-- Begin Material for this task --

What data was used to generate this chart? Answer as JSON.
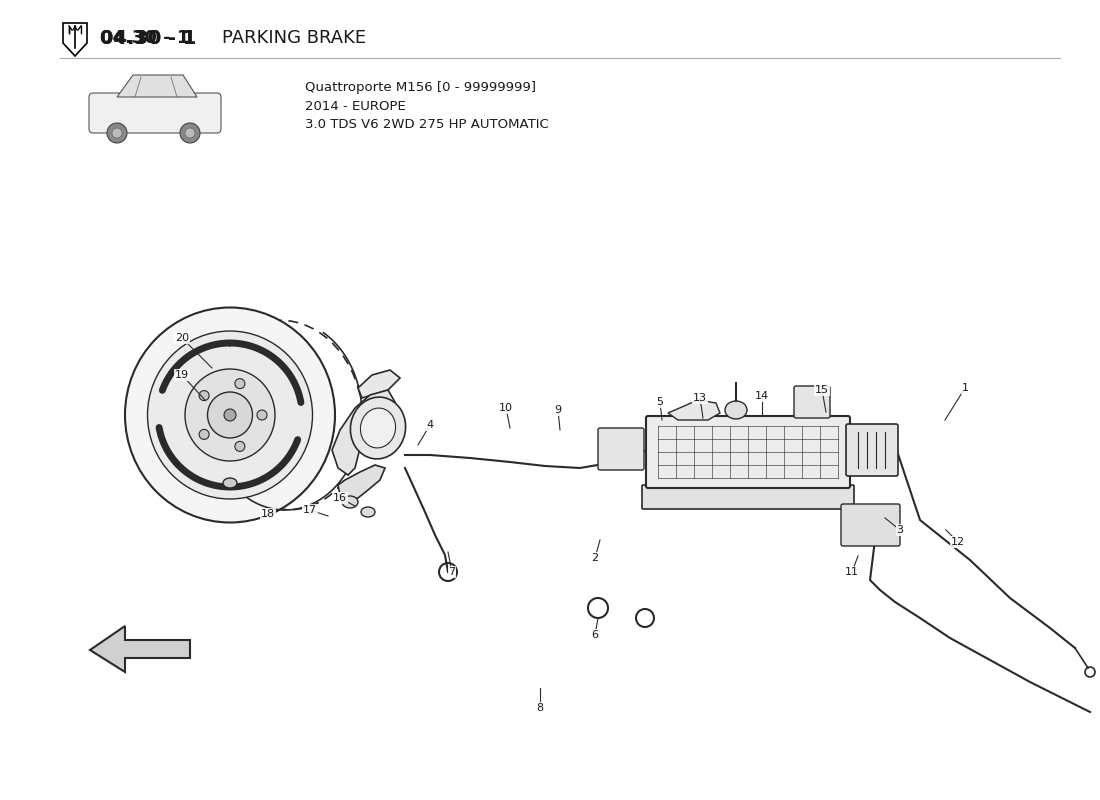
{
  "title_bold": "04.30 - 1",
  "title_text": " PARKING BRAKE",
  "model_line1": "Quattroporte M156 [0 - 99999999]",
  "model_line2": "2014 - EUROPE",
  "model_line3": "3.0 TDS V6 2WD 275 HP AUTOMATIC",
  "bg_color": "#ffffff",
  "text_color": "#1a1a1a",
  "line_color": "#2a2a2a"
}
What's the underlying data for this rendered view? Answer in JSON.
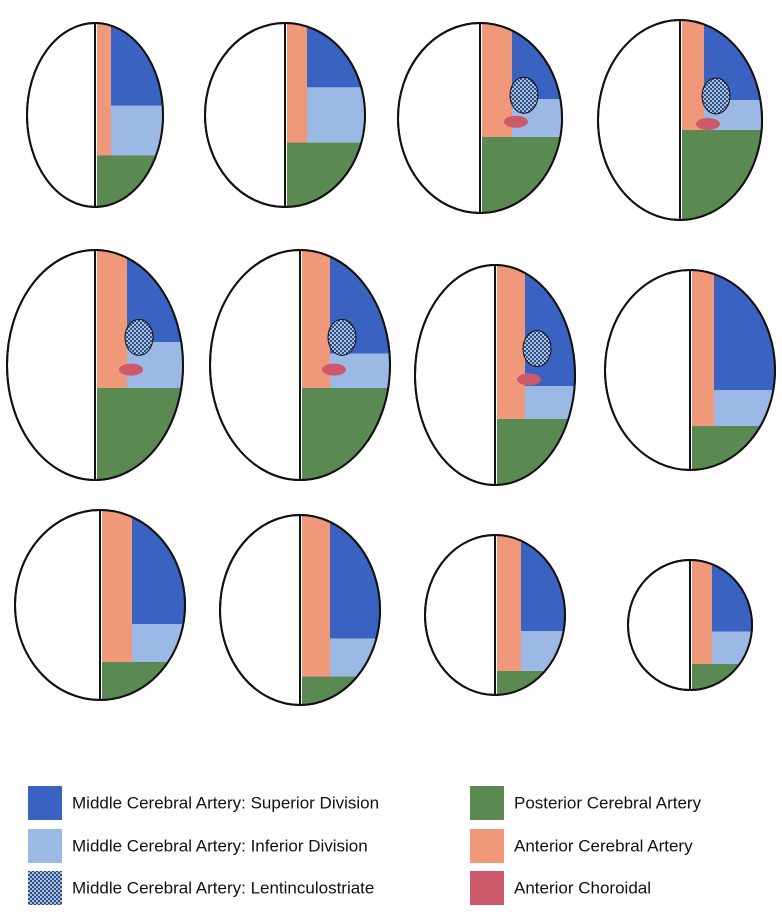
{
  "legend": {
    "items": [
      {
        "label": "Middle Cerebral Artery: Superior Division",
        "color": "#3a62c0"
      },
      {
        "label": "Middle Cerebral Artery: Inferior Division",
        "color": "#9cb9e6"
      },
      {
        "label": "Middle Cerebral Artery: Lentinculostriate",
        "color": "#7f98b8"
      },
      {
        "label": "Posterior Cerebral Artery",
        "color": "#5a8a52"
      },
      {
        "label": "Anterior Cerebral Artery",
        "color": "#f0987a"
      },
      {
        "label": "Anterior Choroidal",
        "color": "#cc5a6a"
      }
    ]
  }
}
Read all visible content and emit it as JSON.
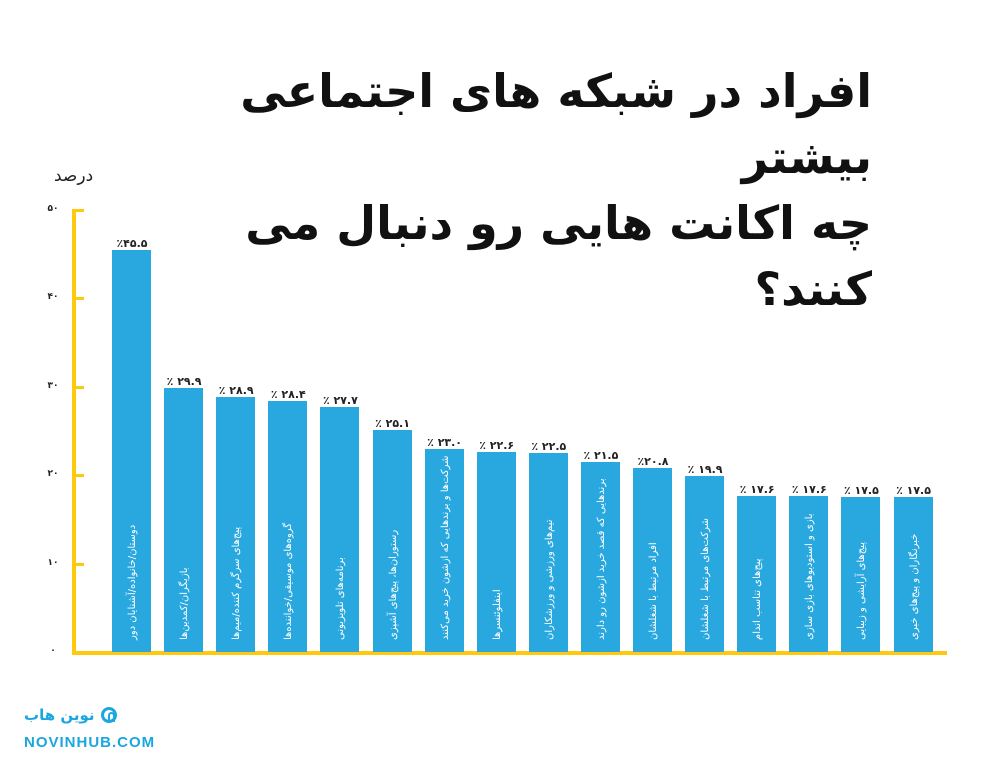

-- End Material for this task --

Set the pictures aside and transcribe the data above exactly.

Reply to the exercise —
What data was used to generate this chart? Answer as JSON.
{
  "title_bold": "04.30 - 1",
  "title_text": " PARKING BRAKE",
  "model_line1": "Quattroporte M156 [0 - 99999999]",
  "model_line2": "2014 - EUROPE",
  "model_line3": "3.0 TDS V6 2WD 275 HP AUTOMATIC",
  "bg_color": "#ffffff",
  "text_color": "#1a1a1a",
  "line_color": "#2a2a2a"
}
What's the underlying data for this rendered view? Answer in JSON.
{
  "legend": {
    "items": [
      {
        "label": "Middle Cerebral Artery: Superior Division",
        "color": "#3a62c0"
      },
      {
        "label": "Middle Cerebral Artery: Inferior Division",
        "color": "#9cb9e6"
      },
      {
        "label": "Middle Cerebral Artery: Lentinculostriate",
        "color": "#7f98b8"
      },
      {
        "label": "Posterior Cerebral Artery",
        "color": "#5a8a52"
      },
      {
        "label": "Anterior Cerebral Artery",
        "color": "#f0987a"
      },
      {
        "label": "Anterior Choroidal",
        "color": "#cc5a6a"
      }
    ]
  }
}
Read all visible content and emit it as JSON.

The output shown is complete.